# start of Materials provided

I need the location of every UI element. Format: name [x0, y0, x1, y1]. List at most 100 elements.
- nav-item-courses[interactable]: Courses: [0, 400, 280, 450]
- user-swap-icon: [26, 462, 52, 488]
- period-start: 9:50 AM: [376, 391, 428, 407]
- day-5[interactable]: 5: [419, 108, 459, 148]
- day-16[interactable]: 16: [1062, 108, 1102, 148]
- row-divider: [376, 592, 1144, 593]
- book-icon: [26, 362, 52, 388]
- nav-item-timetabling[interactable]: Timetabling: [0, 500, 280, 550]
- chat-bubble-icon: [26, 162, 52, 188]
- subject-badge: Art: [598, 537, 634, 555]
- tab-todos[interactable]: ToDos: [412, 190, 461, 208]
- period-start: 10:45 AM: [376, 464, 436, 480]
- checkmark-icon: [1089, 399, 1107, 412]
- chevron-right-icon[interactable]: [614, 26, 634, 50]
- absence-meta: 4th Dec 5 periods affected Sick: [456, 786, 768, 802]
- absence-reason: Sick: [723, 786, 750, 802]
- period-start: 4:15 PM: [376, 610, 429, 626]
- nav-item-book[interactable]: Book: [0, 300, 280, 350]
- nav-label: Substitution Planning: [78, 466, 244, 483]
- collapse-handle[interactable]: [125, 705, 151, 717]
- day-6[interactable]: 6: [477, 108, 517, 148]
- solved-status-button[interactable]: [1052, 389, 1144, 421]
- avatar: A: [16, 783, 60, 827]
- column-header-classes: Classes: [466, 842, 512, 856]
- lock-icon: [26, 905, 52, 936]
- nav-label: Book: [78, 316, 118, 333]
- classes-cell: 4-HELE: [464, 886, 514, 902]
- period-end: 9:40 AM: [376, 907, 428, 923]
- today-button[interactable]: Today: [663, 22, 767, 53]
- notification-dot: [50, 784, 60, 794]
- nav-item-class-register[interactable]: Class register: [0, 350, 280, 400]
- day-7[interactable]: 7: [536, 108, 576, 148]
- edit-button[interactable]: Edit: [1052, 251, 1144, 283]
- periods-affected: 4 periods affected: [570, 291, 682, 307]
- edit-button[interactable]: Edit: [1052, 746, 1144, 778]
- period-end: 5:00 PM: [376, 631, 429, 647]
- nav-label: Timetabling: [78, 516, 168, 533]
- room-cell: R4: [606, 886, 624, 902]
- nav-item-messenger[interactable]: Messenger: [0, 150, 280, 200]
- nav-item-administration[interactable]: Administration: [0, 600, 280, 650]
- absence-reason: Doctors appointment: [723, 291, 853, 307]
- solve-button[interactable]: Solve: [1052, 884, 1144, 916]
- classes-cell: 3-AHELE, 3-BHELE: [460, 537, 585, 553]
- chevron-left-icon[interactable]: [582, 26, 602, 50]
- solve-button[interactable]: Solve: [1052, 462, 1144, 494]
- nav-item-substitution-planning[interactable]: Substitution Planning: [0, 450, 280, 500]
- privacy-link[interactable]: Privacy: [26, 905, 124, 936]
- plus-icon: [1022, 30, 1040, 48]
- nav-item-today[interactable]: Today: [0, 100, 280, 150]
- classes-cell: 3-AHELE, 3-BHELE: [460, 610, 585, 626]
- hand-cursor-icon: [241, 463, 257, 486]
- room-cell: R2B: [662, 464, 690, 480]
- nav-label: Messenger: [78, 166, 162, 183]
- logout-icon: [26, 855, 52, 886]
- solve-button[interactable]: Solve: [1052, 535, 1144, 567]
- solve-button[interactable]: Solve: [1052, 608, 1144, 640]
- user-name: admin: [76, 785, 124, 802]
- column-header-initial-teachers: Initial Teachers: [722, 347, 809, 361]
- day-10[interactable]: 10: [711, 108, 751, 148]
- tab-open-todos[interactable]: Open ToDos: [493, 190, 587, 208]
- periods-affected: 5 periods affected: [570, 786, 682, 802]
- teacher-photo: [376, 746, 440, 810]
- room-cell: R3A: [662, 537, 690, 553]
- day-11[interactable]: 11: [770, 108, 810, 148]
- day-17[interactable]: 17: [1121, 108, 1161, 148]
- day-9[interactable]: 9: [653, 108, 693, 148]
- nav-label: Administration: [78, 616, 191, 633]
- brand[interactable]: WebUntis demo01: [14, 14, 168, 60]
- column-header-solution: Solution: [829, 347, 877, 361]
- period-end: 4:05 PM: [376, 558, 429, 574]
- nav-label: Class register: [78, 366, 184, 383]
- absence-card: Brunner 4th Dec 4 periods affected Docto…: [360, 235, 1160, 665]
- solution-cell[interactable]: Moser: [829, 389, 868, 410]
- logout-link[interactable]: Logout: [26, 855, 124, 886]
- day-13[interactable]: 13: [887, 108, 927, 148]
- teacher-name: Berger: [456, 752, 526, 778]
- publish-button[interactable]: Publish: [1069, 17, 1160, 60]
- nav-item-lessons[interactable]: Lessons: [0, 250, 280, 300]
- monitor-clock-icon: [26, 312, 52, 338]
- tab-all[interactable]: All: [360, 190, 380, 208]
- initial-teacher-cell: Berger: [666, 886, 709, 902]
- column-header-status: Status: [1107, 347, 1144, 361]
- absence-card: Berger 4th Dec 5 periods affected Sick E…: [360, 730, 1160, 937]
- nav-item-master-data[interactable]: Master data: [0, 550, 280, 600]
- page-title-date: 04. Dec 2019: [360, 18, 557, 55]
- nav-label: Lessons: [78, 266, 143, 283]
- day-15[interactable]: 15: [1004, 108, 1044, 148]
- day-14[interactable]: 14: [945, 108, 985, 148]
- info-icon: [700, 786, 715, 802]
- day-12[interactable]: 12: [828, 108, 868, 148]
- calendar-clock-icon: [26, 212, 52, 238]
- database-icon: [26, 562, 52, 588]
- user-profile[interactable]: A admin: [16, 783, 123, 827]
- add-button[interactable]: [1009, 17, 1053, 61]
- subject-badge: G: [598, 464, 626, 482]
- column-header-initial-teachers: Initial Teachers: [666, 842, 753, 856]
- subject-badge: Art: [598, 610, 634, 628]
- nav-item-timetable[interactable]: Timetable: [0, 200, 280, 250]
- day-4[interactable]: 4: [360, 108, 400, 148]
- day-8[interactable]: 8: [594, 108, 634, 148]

# end of Materials provided

▶ What the exercise asks:
Give back every line of the entries above, copied word for word with nothing changed.

▶ Final result:
I need the location of every UI element. Format: name [x0, y0, x1, y1]. List at most 100 elements.
- nav-item-courses[interactable]: Courses: [0, 400, 280, 450]
- user-swap-icon: [26, 462, 52, 488]
- period-start: 9:50 AM: [376, 391, 428, 407]
- day-5[interactable]: 5: [419, 108, 459, 148]
- day-16[interactable]: 16: [1062, 108, 1102, 148]
- row-divider: [376, 592, 1144, 593]
- book-icon: [26, 362, 52, 388]
- nav-item-timetabling[interactable]: Timetabling: [0, 500, 280, 550]
- chat-bubble-icon: [26, 162, 52, 188]
- subject-badge: Art: [598, 537, 634, 555]
- tab-todos[interactable]: ToDos: [412, 190, 461, 208]
- period-start: 10:45 AM: [376, 464, 436, 480]
- checkmark-icon: [1089, 399, 1107, 412]
- chevron-right-icon[interactable]: [614, 26, 634, 50]
- absence-meta: 4th Dec 5 periods affected Sick: [456, 786, 768, 802]
- absence-reason: Sick: [723, 786, 750, 802]
- period-start: 4:15 PM: [376, 610, 429, 626]
- nav-item-book[interactable]: Book: [0, 300, 280, 350]
- nav-label: Substitution Planning: [78, 466, 244, 483]
- collapse-handle[interactable]: [125, 705, 151, 717]
- day-6[interactable]: 6: [477, 108, 517, 148]
- solved-status-button[interactable]: [1052, 389, 1144, 421]
- avatar: A: [16, 783, 60, 827]
- column-header-classes: Classes: [466, 842, 512, 856]
- lock-icon: [26, 905, 52, 936]
- nav-label: Book: [78, 316, 118, 333]
- classes-cell: 4-HELE: [464, 886, 514, 902]
- period-end: 9:40 AM: [376, 907, 428, 923]
- today-button[interactable]: Today: [663, 22, 767, 53]
- notification-dot: [50, 784, 60, 794]
- nav-item-class-register[interactable]: Class register: [0, 350, 280, 400]
- day-7[interactable]: 7: [536, 108, 576, 148]
- edit-button[interactable]: Edit: [1052, 251, 1144, 283]
- periods-affected: 4 periods affected: [570, 291, 682, 307]
- edit-button[interactable]: Edit: [1052, 746, 1144, 778]
- period-end: 5:00 PM: [376, 631, 429, 647]
- nav-label: Timetabling: [78, 516, 168, 533]
- room-cell: R4: [606, 886, 624, 902]
- nav-item-messenger[interactable]: Messenger: [0, 150, 280, 200]
- nav-item-administration[interactable]: Administration: [0, 600, 280, 650]
- absence-reason: Doctors appointment: [723, 291, 853, 307]
- solve-button[interactable]: Solve: [1052, 884, 1144, 916]
- classes-cell: 3-AHELE, 3-BHELE: [460, 537, 585, 553]
- chevron-left-icon[interactable]: [582, 26, 602, 50]
- solve-button[interactable]: Solve: [1052, 462, 1144, 494]
- nav-item-substitution-planning[interactable]: Substitution Planning: [0, 450, 280, 500]
- privacy-link[interactable]: Privacy: [26, 905, 124, 936]
- plus-icon: [1022, 30, 1040, 48]
- nav-item-today[interactable]: Today: [0, 100, 280, 150]
- classes-cell: 3-AHELE, 3-BHELE: [460, 610, 585, 626]
- hand-cursor-icon: [241, 463, 257, 486]
- room-cell: R2B: [662, 464, 690, 480]
- nav-label: Messenger: [78, 166, 162, 183]
- logout-icon: [26, 855, 52, 886]
- solve-button[interactable]: Solve: [1052, 535, 1144, 567]
- solve-button[interactable]: Solve: [1052, 608, 1144, 640]
- user-name: admin: [76, 785, 124, 802]
- column-header-initial-teachers: Initial Teachers: [722, 347, 809, 361]
- day-10[interactable]: 10: [711, 108, 751, 148]
- tab-open-todos[interactable]: Open ToDos: [493, 190, 587, 208]
- periods-affected: 5 periods affected: [570, 786, 682, 802]
- teacher-photo: [376, 746, 440, 810]
- room-cell: R3A: [662, 537, 690, 553]
- day-11[interactable]: 11: [770, 108, 810, 148]
- day-17[interactable]: 17: [1121, 108, 1161, 148]
- day-9[interactable]: 9: [653, 108, 693, 148]
- nav-label: Administration: [78, 616, 191, 633]
- brand[interactable]: WebUntis demo01: [14, 14, 168, 60]
- column-header-solution: Solution: [829, 347, 877, 361]
- period-end: 4:05 PM: [376, 558, 429, 574]
- nav-label: Class register: [78, 366, 184, 383]
- absence-card: Brunner 4th Dec 4 periods affected Docto…: [360, 235, 1160, 665]
- solution-cell[interactable]: Moser: [829, 389, 868, 410]
- logout-link[interactable]: Logout: [26, 855, 124, 886]
- day-13[interactable]: 13: [887, 108, 927, 148]
- teacher-name: Berger: [456, 752, 526, 778]
- publish-button[interactable]: Publish: [1069, 17, 1160, 60]
- nav-item-lessons[interactable]: Lessons: [0, 250, 280, 300]
- monitor-clock-icon: [26, 312, 52, 338]
- tab-all[interactable]: All: [360, 190, 380, 208]
- initial-teacher-cell: Berger: [666, 886, 709, 902]
- column-header-status: Status: [1107, 347, 1144, 361]
- absence-card: Berger 4th Dec 5 periods affected Sick E…: [360, 730, 1160, 937]
- nav-item-master-data[interactable]: Master data: [0, 550, 280, 600]
- page-title-date: 04. Dec 2019: [360, 18, 557, 55]
- nav-label: Lessons: [78, 266, 143, 283]
- day-15[interactable]: 15: [1004, 108, 1044, 148]
- day-14[interactable]: 14: [945, 108, 985, 148]
- info-icon: [700, 786, 715, 802]
- day-12[interactable]: 12: [828, 108, 868, 148]
- calendar-clock-icon: [26, 212, 52, 238]
- database-icon: [26, 562, 52, 588]
- user-profile[interactable]: A admin: [16, 783, 123, 827]
- add-button[interactable]: [1009, 17, 1053, 61]
- subject-badge: G: [598, 464, 626, 482]
- column-header-initial-teachers: Initial Teachers: [666, 842, 753, 856]
- subject-badge: Art: [598, 610, 634, 628]
- nav-item-timetable[interactable]: Timetable: [0, 200, 280, 250]
- day-4[interactable]: 4: [360, 108, 400, 148]
- day-8[interactable]: 8: [594, 108, 634, 148]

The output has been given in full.